— Start DATA LISTING —
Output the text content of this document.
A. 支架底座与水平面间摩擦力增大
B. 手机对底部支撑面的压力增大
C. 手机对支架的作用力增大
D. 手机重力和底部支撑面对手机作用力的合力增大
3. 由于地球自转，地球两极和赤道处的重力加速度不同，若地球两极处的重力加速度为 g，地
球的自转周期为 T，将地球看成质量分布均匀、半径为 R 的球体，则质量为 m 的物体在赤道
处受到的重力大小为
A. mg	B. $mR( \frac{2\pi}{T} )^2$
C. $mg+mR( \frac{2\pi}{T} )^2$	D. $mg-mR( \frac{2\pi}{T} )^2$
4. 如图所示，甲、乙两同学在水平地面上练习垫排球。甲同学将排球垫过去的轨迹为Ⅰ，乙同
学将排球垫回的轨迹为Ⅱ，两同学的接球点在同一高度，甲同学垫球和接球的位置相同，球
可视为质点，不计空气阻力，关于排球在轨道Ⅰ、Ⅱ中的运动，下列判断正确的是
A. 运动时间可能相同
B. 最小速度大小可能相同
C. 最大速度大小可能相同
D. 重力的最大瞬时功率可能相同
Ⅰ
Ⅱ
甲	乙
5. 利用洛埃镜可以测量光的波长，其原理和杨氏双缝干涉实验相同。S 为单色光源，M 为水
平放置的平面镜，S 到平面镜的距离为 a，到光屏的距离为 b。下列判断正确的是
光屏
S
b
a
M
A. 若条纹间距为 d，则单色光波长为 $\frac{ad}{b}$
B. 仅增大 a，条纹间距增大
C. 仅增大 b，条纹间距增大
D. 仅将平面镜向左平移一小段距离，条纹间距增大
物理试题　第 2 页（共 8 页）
— End DATA LISTING —
* **THE TASK**
Locate the word "frac" in the entries, and copy every line where it is found.

* **OUTPUT FOR THIS EXERCISE**
A. mg	B. $mR( \frac{2\pi}{T} )^2$
C. $mg+mR( \frac{2\pi}{T} )^2$	D. $mg-mR( \frac{2\pi}{T} )^2$
A. 若条纹间距为 d，则单色光波长为 $\frac{ad}{b}$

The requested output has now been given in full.